__PROVIDED DATA__.
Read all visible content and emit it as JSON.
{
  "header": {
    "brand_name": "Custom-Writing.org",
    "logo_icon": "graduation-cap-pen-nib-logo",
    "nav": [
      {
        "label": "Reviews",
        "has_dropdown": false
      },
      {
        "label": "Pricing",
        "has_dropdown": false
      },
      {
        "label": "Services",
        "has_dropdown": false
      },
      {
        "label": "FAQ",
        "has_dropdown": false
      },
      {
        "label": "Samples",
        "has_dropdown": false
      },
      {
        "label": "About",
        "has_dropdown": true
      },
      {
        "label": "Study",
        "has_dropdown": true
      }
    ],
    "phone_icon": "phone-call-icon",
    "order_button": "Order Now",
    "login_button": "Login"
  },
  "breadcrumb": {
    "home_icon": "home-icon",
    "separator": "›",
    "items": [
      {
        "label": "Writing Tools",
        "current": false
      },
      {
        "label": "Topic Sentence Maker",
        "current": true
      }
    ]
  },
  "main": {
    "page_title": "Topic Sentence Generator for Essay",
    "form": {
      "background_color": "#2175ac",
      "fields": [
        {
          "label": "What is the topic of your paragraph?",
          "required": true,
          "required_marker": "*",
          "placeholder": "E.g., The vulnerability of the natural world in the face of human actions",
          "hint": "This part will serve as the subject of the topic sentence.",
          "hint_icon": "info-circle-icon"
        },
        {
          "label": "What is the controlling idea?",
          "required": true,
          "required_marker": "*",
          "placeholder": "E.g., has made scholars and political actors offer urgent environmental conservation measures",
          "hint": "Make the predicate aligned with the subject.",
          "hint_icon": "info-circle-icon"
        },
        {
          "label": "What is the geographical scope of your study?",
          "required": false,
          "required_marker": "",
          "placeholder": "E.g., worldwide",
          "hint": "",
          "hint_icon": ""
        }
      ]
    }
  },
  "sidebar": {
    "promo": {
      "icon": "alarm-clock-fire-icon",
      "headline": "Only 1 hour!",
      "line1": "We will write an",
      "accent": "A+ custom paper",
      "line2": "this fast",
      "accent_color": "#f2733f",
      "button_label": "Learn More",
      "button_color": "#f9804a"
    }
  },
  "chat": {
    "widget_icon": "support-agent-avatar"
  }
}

__WHAT IS NEEDED__. Repeat the material word for word, in full.

__ANSWER TO THIS PROBLEM__.
Read all visible content and emit it as JSON.
{
  "header": {
    "brand_name": "Custom-Writing.org",
    "logo_icon": "graduation-cap-pen-nib-logo",
    "nav": [
      {
        "label": "Reviews",
        "has_dropdown": false
      },
      {
        "label": "Pricing",
        "has_dropdown": false
      },
      {
        "label": "Services",
        "has_dropdown": false
      },
      {
        "label": "FAQ",
        "has_dropdown": false
      },
      {
        "label": "Samples",
        "has_dropdown": false
      },
      {
        "label": "About",
        "has_dropdown": true
      },
      {
        "label": "Study",
        "has_dropdown": true
      }
    ],
    "phone_icon": "phone-call-icon",
    "order_button": "Order Now",
    "login_button": "Login"
  },
  "breadcrumb": {
    "home_icon": "home-icon",
    "separator": "›",
    "items": [
      {
        "label": "Writing Tools",
        "current": false
      },
      {
        "label": "Topic Sentence Maker",
        "current": true
      }
    ]
  },
  "main": {
    "page_title": "Topic Sentence Generator for Essay",
    "form": {
      "background_color": "#2175ac",
      "fields": [
        {
          "label": "What is the topic of your paragraph?",
          "required": true,
          "required_marker": "*",
          "placeholder": "E.g., The vulnerability of the natural world in the face of human actions",
          "hint": "This part will serve as the subject of the topic sentence.",
          "hint_icon": "info-circle-icon"
        },
        {
          "label": "What is the controlling idea?",
          "required": true,
          "required_marker": "*",
          "placeholder": "E.g., has made scholars and political actors offer urgent environmental conservation measures",
          "hint": "Make the predicate aligned with the subject.",
          "hint_icon": "info-circle-icon"
        },
        {
          "label": "What is the geographical scope of your study?",
          "required": false,
          "required_marker": "",
          "placeholder": "E.g., worldwide",
          "hint": "",
          "hint_icon": ""
        }
      ]
    }
  },
  "sidebar": {
    "promo": {
      "icon": "alarm-clock-fire-icon",
      "headline": "Only 1 hour!",
      "line1": "We will write an",
      "accent": "A+ custom paper",
      "line2": "this fast",
      "accent_color": "#f2733f",
      "button_label": "Learn More",
      "button_color": "#f9804a"
    }
  },
  "chat": {
    "widget_icon": "support-agent-avatar"
  }
}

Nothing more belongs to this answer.